=== Work to do ===
Below are some entries. Copy each line that holds the string "Сведения".

-------- Data listing

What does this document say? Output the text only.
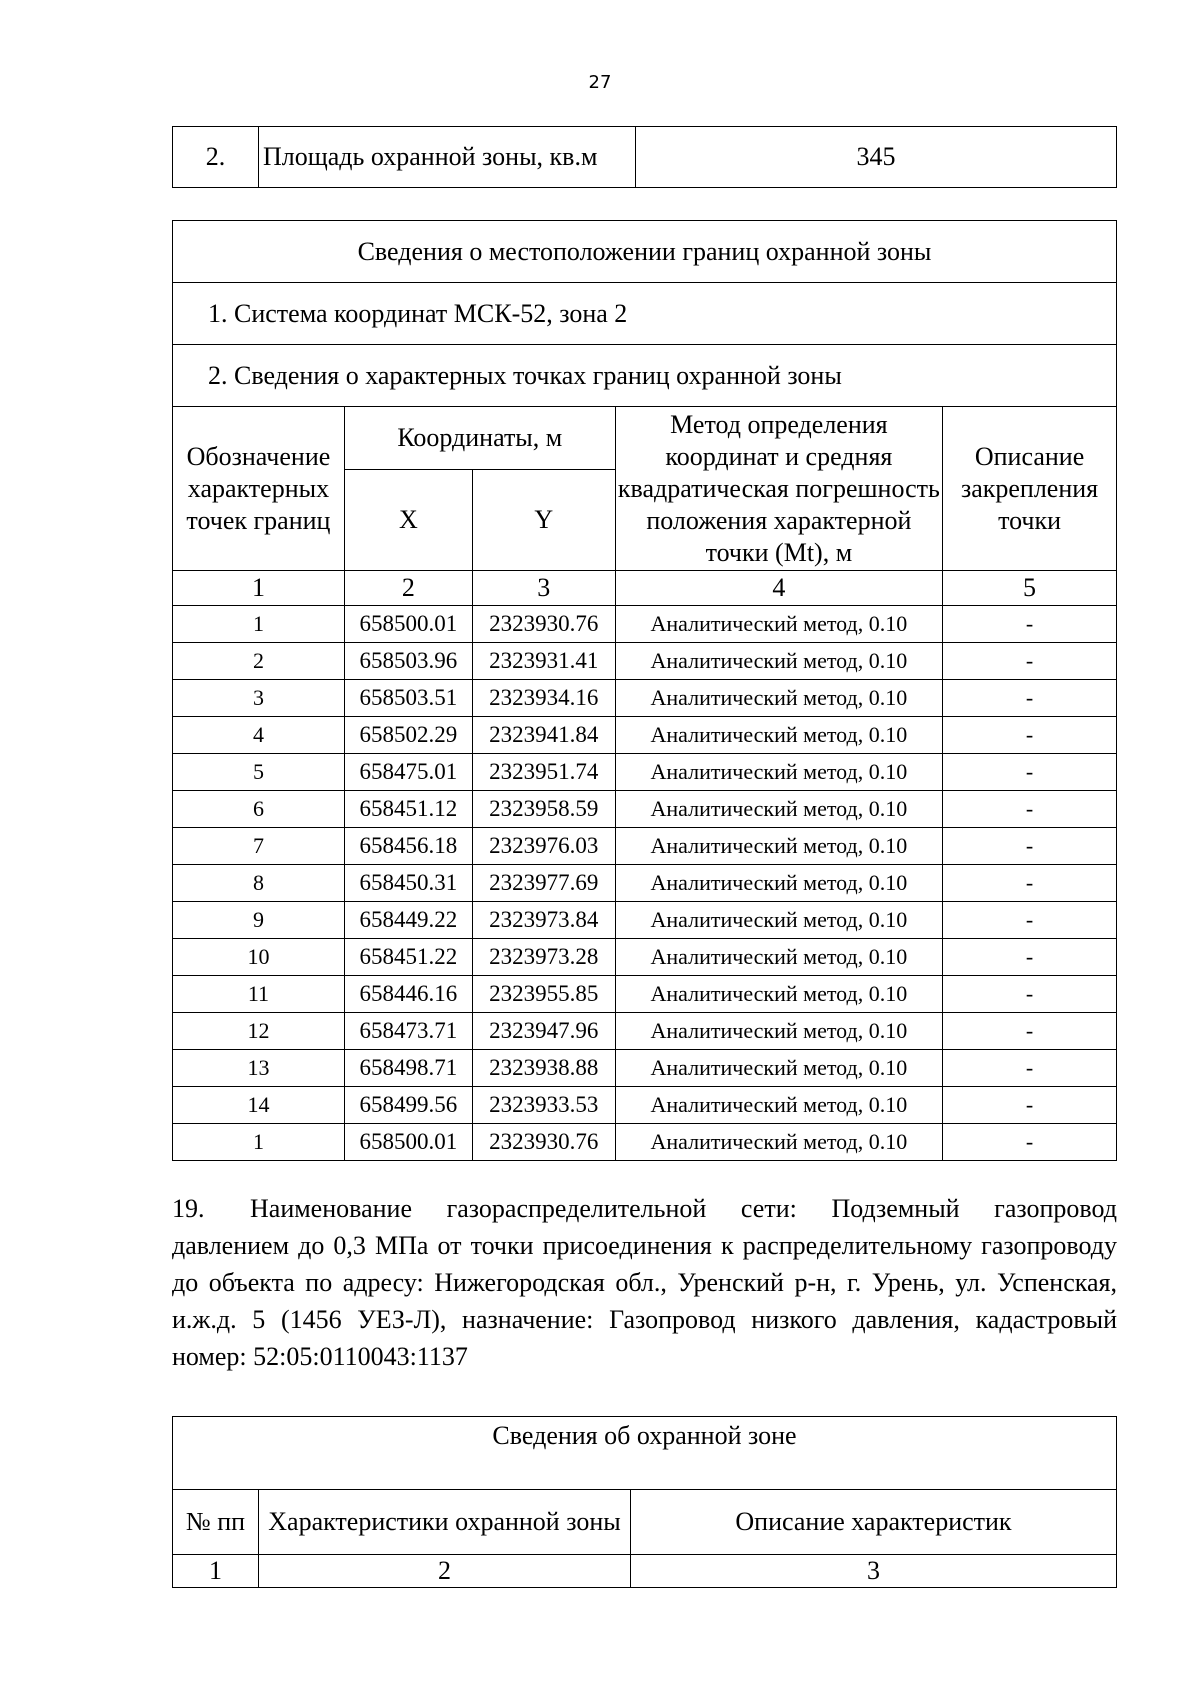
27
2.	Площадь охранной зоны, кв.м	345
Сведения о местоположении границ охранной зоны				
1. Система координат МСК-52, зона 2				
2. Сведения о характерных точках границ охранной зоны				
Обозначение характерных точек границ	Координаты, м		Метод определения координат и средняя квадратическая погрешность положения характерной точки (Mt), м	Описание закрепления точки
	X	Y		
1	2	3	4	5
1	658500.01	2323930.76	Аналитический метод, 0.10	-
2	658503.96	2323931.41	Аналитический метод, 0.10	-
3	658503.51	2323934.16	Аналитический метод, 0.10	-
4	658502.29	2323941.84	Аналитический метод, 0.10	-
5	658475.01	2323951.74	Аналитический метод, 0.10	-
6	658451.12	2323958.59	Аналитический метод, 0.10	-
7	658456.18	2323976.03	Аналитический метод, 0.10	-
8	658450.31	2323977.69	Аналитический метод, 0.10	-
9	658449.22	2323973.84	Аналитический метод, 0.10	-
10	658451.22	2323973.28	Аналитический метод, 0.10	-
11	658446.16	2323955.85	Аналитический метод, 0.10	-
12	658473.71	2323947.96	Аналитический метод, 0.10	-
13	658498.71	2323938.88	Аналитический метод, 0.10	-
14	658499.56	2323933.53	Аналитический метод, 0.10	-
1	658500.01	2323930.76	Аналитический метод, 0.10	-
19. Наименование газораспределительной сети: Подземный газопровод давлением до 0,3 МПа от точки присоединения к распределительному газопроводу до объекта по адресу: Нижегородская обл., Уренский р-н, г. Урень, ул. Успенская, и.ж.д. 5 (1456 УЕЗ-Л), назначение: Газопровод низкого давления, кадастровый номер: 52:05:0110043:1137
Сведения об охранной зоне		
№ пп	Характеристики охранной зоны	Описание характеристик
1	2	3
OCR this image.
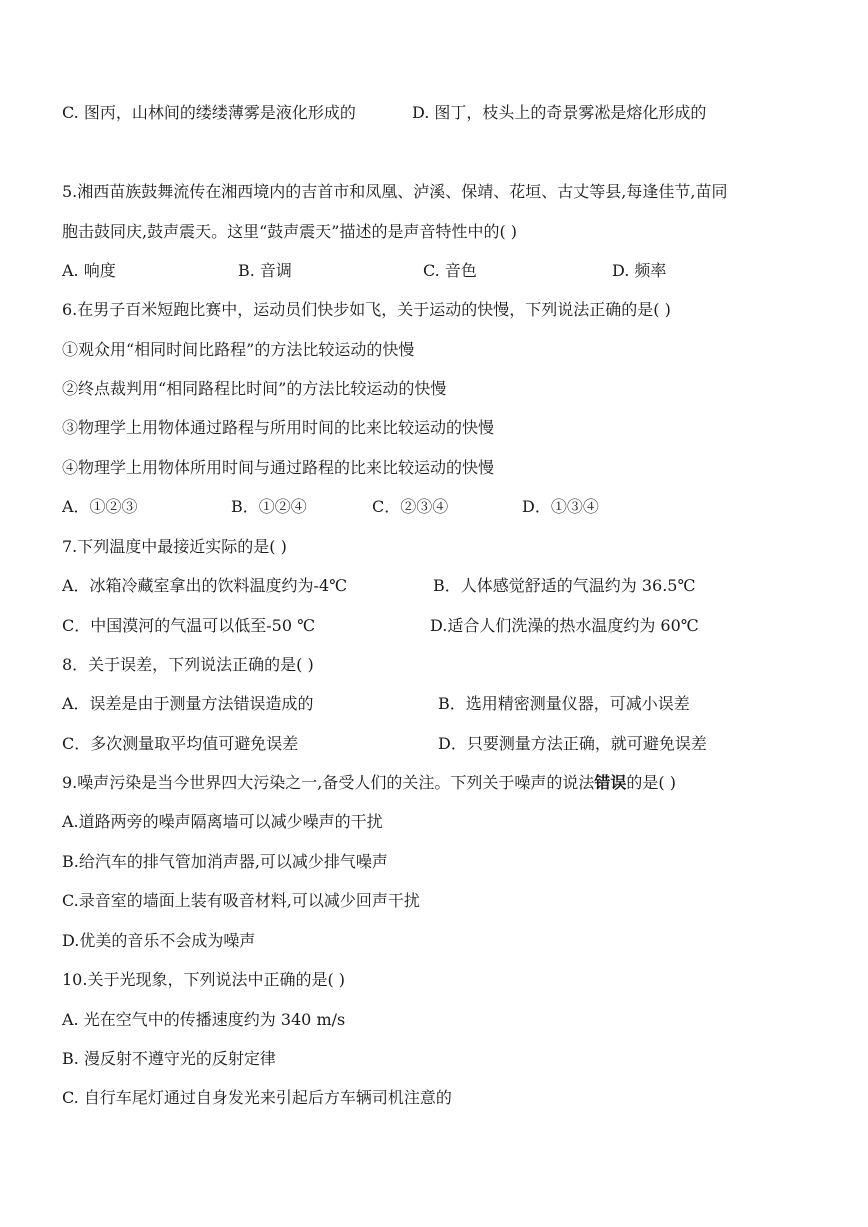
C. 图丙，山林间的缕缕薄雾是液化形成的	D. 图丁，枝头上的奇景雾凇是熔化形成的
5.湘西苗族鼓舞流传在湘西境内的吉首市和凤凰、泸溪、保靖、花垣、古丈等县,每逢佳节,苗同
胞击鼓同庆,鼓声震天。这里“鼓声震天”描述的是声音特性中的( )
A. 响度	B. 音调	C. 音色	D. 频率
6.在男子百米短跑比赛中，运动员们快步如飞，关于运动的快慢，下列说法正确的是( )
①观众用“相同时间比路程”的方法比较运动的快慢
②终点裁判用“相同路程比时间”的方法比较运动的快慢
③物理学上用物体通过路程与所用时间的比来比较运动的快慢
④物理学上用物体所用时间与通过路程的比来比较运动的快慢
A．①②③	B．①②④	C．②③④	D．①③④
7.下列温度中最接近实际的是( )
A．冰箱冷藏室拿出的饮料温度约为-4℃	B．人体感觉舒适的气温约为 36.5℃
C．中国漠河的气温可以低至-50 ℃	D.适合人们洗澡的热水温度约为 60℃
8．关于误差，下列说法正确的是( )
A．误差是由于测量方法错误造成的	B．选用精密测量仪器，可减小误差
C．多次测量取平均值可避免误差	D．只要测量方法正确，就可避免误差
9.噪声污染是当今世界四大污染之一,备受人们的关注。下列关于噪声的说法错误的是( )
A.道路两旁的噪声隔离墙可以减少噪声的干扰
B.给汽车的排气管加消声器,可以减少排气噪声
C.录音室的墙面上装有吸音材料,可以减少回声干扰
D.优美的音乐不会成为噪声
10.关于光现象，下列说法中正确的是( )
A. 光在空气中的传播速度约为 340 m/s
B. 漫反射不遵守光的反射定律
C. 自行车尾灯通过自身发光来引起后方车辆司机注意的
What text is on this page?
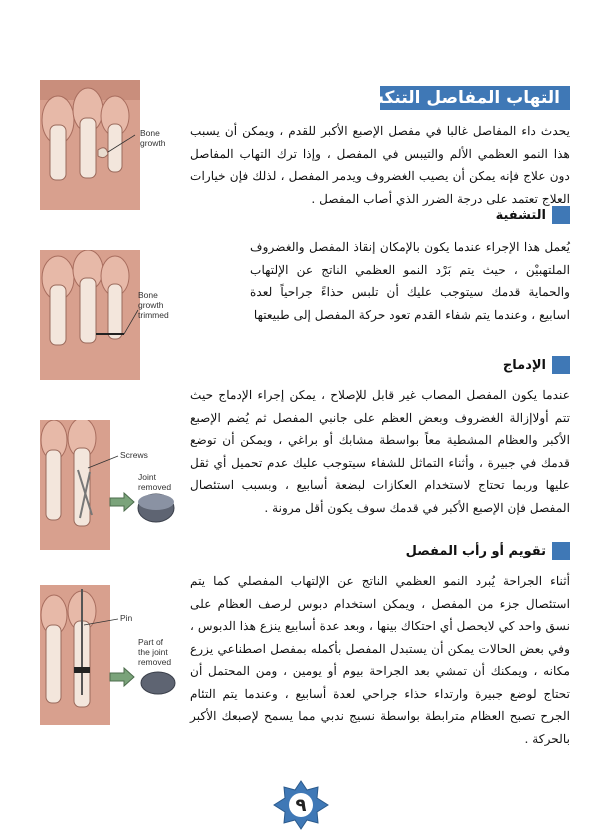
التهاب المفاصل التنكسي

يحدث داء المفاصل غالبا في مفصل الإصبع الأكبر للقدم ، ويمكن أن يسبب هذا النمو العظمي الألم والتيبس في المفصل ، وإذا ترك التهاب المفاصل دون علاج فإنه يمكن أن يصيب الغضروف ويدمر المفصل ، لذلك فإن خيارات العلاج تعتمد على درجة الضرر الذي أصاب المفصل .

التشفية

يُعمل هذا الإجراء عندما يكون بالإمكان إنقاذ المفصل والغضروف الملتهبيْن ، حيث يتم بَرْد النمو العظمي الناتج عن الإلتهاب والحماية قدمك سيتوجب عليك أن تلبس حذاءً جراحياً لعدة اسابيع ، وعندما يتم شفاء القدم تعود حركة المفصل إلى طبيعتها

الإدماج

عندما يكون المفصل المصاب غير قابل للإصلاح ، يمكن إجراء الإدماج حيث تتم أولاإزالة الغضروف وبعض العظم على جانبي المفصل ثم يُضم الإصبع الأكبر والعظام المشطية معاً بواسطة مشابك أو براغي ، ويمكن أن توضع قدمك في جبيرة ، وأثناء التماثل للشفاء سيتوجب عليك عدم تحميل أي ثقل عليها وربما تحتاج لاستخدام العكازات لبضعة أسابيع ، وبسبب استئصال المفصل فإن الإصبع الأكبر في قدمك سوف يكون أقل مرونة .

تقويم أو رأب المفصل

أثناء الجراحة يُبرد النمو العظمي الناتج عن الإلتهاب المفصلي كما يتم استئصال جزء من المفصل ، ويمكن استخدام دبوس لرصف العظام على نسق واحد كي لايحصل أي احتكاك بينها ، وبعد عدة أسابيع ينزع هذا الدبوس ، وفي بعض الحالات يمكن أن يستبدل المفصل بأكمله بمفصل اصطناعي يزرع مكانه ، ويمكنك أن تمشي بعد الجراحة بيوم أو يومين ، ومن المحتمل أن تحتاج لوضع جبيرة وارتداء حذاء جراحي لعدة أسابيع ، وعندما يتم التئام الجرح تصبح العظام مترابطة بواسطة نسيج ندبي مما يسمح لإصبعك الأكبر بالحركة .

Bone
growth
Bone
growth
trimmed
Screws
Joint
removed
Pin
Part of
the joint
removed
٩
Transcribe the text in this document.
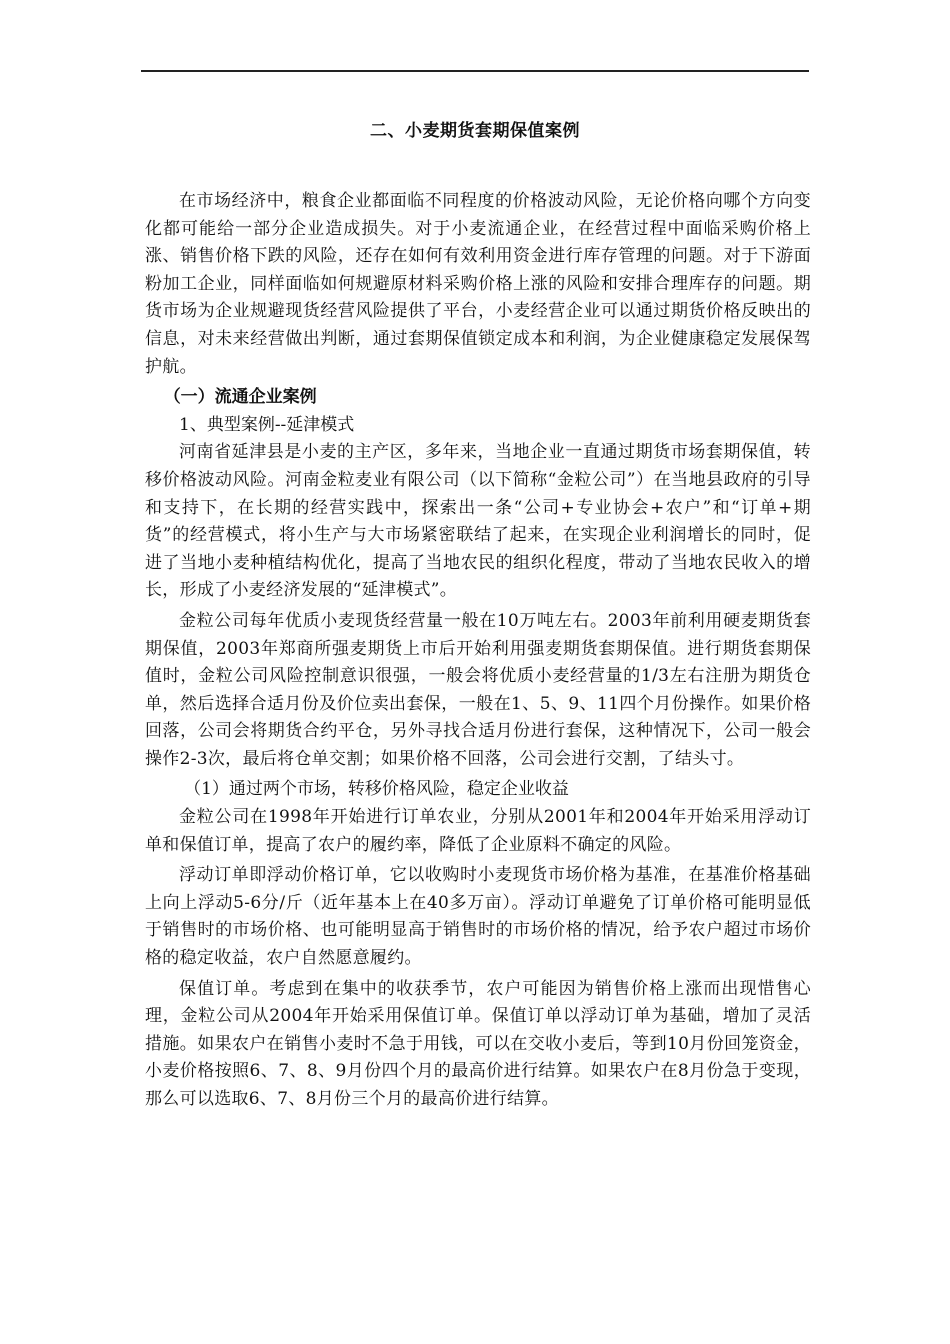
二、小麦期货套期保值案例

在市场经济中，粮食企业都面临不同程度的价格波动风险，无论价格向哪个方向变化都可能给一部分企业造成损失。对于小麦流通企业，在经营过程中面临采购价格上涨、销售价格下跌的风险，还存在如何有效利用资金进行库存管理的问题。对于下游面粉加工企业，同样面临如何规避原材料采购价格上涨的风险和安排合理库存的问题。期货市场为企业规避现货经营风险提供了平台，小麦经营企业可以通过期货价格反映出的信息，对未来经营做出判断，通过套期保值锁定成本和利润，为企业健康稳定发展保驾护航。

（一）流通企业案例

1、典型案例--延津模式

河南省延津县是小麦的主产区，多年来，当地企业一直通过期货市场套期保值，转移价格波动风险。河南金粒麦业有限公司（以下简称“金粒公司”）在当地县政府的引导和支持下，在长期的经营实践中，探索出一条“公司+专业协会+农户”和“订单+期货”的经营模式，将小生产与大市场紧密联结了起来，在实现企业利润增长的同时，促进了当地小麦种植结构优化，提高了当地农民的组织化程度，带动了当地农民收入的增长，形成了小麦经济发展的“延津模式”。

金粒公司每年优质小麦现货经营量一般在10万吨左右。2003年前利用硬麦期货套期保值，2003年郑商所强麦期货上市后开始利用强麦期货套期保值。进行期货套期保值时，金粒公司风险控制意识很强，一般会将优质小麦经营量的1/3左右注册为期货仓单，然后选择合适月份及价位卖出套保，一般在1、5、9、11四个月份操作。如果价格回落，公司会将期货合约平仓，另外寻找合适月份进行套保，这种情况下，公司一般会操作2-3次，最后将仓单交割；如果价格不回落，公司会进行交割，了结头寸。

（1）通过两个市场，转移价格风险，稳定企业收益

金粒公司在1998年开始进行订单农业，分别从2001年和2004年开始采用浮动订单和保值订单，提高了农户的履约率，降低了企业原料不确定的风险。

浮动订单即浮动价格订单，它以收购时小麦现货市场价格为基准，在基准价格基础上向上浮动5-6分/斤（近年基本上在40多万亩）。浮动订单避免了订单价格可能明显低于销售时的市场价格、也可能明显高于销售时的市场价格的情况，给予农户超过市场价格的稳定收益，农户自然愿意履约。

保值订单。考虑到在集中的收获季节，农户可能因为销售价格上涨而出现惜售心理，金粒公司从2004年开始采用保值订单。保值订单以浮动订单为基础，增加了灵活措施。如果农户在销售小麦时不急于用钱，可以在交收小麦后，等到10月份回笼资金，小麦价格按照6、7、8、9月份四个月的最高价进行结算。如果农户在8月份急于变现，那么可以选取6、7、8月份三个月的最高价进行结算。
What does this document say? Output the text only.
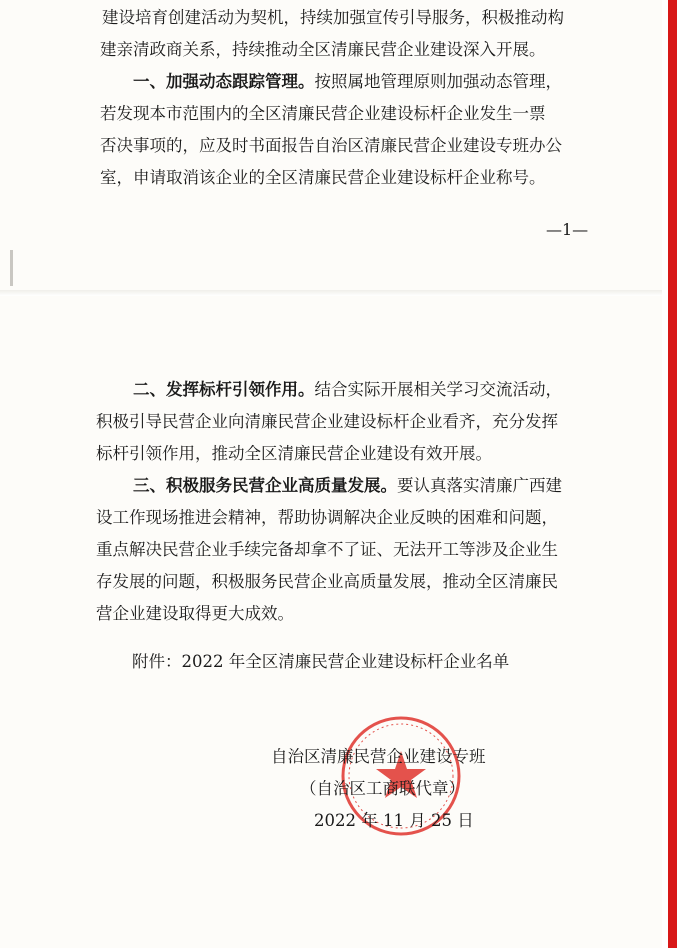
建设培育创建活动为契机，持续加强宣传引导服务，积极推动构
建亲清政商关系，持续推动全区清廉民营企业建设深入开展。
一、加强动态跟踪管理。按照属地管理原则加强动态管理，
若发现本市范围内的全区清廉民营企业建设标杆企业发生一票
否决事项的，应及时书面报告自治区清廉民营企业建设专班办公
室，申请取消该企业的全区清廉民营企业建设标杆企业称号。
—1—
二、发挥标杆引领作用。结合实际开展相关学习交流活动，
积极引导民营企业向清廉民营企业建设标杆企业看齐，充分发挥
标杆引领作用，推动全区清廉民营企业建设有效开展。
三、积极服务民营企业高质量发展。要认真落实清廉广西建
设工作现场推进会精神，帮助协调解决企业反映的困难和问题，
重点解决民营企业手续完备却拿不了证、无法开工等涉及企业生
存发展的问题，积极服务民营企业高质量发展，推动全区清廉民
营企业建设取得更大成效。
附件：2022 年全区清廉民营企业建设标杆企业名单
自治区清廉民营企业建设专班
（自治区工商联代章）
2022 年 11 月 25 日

----------------

=== Response ===
Сведения о местоположении границ охранной зоны				
2. Сведения о характерных точках границ охранной зоны				
Сведения об охранной зоне		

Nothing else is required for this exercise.